Begin DATA FOR PROCESSING

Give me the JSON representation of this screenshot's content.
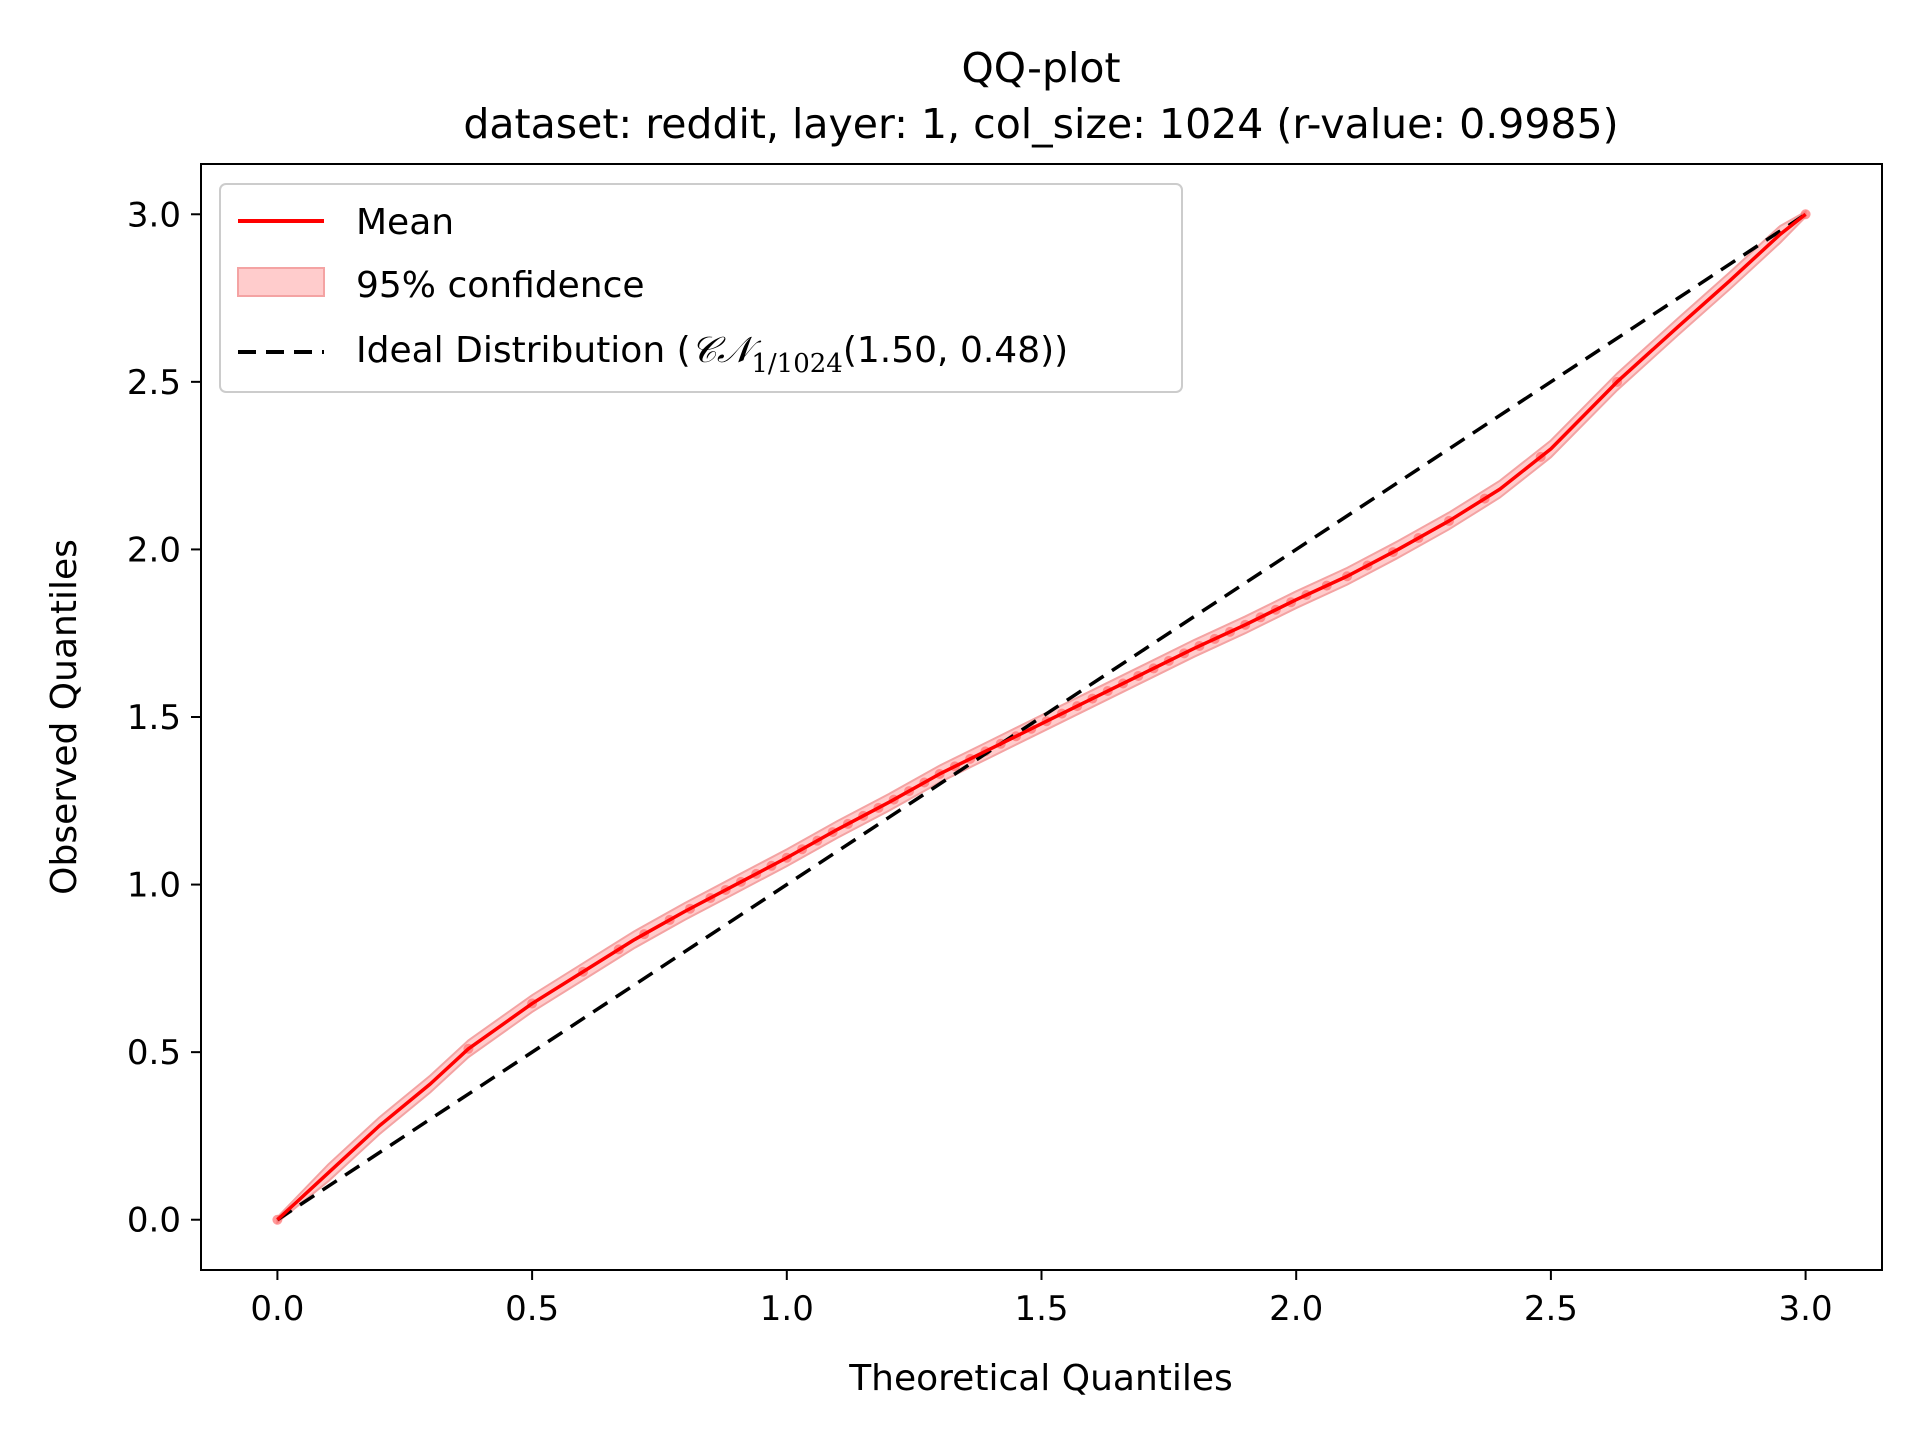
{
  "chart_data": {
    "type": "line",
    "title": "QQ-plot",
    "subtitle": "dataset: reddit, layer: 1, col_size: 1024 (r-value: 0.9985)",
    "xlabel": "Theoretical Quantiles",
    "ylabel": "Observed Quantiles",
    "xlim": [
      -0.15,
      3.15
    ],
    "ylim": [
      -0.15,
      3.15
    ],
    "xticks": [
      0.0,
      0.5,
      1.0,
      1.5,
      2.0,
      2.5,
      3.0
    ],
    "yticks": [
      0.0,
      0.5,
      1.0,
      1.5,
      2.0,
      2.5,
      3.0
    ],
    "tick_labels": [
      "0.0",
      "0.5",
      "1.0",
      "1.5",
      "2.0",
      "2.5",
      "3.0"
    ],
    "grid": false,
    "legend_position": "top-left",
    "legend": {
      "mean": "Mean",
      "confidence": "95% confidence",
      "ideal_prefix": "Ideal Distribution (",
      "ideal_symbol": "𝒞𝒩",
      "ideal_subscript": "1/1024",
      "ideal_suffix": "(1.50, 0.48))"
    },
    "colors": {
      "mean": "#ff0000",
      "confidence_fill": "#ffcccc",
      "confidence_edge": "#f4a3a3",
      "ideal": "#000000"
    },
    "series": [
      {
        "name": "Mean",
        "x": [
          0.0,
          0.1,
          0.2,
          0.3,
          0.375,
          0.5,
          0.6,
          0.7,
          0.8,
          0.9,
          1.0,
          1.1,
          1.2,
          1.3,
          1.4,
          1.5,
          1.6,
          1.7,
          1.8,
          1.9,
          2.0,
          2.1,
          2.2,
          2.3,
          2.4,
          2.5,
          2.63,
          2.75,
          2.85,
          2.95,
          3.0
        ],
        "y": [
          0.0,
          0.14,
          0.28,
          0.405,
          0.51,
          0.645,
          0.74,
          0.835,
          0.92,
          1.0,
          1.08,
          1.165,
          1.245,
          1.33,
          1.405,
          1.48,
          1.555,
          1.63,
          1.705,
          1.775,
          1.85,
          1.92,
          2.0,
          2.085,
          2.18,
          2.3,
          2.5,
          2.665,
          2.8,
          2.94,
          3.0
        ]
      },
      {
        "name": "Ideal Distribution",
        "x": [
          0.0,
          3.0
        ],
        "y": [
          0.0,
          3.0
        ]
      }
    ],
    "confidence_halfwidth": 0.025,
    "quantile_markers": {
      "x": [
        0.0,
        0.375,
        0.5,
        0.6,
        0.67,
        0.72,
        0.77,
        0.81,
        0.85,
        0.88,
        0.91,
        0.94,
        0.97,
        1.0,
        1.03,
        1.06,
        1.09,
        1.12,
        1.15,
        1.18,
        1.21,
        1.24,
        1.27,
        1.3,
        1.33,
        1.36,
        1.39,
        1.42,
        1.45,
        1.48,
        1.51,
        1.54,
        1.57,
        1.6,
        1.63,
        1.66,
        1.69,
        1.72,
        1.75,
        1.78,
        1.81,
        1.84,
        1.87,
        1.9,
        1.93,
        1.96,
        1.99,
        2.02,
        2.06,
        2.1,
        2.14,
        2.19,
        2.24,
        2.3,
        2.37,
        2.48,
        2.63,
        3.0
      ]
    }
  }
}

End DATA FOR PROCESSING

## SHORT TASK
Write out each line again precisely as it appears, skipping every picture.

## ANSWER FOR THE TASK
Give me the JSON representation of this screenshot's content.
{
  "chart_data": {
    "type": "line",
    "title": "QQ-plot",
    "subtitle": "dataset: reddit, layer: 1, col_size: 1024 (r-value: 0.9985)",
    "xlabel": "Theoretical Quantiles",
    "ylabel": "Observed Quantiles",
    "xlim": [
      -0.15,
      3.15
    ],
    "ylim": [
      -0.15,
      3.15
    ],
    "xticks": [
      0.0,
      0.5,
      1.0,
      1.5,
      2.0,
      2.5,
      3.0
    ],
    "yticks": [
      0.0,
      0.5,
      1.0,
      1.5,
      2.0,
      2.5,
      3.0
    ],
    "tick_labels": [
      "0.0",
      "0.5",
      "1.0",
      "1.5",
      "2.0",
      "2.5",
      "3.0"
    ],
    "grid": false,
    "legend_position": "top-left",
    "legend": {
      "mean": "Mean",
      "confidence": "95% confidence",
      "ideal_prefix": "Ideal Distribution (",
      "ideal_symbol": "𝒞𝒩",
      "ideal_subscript": "1/1024",
      "ideal_suffix": "(1.50, 0.48))"
    },
    "colors": {
      "mean": "#ff0000",
      "confidence_fill": "#ffcccc",
      "confidence_edge": "#f4a3a3",
      "ideal": "#000000"
    },
    "series": [
      {
        "name": "Mean",
        "x": [
          0.0,
          0.1,
          0.2,
          0.3,
          0.375,
          0.5,
          0.6,
          0.7,
          0.8,
          0.9,
          1.0,
          1.1,
          1.2,
          1.3,
          1.4,
          1.5,
          1.6,
          1.7,
          1.8,
          1.9,
          2.0,
          2.1,
          2.2,
          2.3,
          2.4,
          2.5,
          2.63,
          2.75,
          2.85,
          2.95,
          3.0
        ],
        "y": [
          0.0,
          0.14,
          0.28,
          0.405,
          0.51,
          0.645,
          0.74,
          0.835,
          0.92,
          1.0,
          1.08,
          1.165,
          1.245,
          1.33,
          1.405,
          1.48,
          1.555,
          1.63,
          1.705,
          1.775,
          1.85,
          1.92,
          2.0,
          2.085,
          2.18,
          2.3,
          2.5,
          2.665,
          2.8,
          2.94,
          3.0
        ]
      },
      {
        "name": "Ideal Distribution",
        "x": [
          0.0,
          3.0
        ],
        "y": [
          0.0,
          3.0
        ]
      }
    ],
    "confidence_halfwidth": 0.025,
    "quantile_markers": {
      "x": [
        0.0,
        0.375,
        0.5,
        0.6,
        0.67,
        0.72,
        0.77,
        0.81,
        0.85,
        0.88,
        0.91,
        0.94,
        0.97,
        1.0,
        1.03,
        1.06,
        1.09,
        1.12,
        1.15,
        1.18,
        1.21,
        1.24,
        1.27,
        1.3,
        1.33,
        1.36,
        1.39,
        1.42,
        1.45,
        1.48,
        1.51,
        1.54,
        1.57,
        1.6,
        1.63,
        1.66,
        1.69,
        1.72,
        1.75,
        1.78,
        1.81,
        1.84,
        1.87,
        1.9,
        1.93,
        1.96,
        1.99,
        2.02,
        2.06,
        2.1,
        2.14,
        2.19,
        2.24,
        2.3,
        2.37,
        2.48,
        2.63,
        3.0
      ]
    }
  }
}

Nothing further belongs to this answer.